§ **Exercise brief**: From the listing below, pull out the lines that hold "this".
# start of Recorded information
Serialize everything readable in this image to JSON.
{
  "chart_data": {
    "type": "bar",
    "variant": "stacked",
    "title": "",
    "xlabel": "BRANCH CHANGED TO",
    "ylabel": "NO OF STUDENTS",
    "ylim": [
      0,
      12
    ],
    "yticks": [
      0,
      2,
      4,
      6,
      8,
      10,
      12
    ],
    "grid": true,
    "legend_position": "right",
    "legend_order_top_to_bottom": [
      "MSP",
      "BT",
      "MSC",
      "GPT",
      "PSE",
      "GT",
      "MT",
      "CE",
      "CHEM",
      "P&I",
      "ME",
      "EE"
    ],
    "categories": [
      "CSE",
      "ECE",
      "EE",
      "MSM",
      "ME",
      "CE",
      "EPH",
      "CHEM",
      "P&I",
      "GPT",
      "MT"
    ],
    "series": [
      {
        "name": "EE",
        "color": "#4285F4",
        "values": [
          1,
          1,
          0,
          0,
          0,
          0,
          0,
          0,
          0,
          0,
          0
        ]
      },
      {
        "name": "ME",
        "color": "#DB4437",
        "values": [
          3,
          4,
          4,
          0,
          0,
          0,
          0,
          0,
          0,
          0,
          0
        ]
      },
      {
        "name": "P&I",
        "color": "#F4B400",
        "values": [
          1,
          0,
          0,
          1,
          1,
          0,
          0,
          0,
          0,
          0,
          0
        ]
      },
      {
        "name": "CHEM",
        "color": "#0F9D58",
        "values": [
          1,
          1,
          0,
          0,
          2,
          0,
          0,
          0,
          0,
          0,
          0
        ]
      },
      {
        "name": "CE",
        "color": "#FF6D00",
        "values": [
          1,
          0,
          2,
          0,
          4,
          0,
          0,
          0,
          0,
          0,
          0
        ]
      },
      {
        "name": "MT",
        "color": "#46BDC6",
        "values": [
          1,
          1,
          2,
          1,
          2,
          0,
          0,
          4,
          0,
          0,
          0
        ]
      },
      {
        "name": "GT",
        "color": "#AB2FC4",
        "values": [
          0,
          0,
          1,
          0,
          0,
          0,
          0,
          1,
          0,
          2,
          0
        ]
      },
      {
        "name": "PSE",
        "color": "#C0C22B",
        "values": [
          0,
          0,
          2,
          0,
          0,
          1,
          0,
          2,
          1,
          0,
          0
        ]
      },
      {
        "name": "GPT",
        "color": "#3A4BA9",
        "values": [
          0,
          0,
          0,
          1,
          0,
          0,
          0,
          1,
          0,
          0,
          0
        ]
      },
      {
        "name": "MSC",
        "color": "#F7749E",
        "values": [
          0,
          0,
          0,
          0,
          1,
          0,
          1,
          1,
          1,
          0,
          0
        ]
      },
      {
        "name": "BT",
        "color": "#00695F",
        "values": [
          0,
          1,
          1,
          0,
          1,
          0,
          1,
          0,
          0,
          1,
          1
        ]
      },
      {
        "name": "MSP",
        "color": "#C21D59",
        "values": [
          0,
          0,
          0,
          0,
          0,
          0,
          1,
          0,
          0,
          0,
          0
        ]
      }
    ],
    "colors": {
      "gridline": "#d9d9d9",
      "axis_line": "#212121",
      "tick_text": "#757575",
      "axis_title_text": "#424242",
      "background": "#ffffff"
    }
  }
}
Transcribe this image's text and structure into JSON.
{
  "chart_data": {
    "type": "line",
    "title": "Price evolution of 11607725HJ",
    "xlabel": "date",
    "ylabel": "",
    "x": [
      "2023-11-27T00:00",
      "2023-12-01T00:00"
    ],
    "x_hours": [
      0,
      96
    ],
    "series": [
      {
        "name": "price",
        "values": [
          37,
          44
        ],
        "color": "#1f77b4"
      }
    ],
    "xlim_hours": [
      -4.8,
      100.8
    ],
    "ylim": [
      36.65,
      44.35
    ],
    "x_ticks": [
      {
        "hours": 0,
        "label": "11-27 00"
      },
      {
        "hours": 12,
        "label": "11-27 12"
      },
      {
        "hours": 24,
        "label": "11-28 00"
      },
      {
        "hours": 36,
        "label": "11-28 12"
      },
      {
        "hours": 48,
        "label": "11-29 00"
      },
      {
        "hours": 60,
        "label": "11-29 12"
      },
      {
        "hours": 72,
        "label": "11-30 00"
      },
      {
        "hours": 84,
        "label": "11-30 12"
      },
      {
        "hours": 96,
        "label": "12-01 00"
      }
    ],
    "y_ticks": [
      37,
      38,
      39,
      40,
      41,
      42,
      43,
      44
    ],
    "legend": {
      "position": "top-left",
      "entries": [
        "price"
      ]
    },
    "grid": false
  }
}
# end of Recorded information
§ **Written response**:
Serialize everything readable in this image to JSON.
Transcribe this image's text and structure into JSON.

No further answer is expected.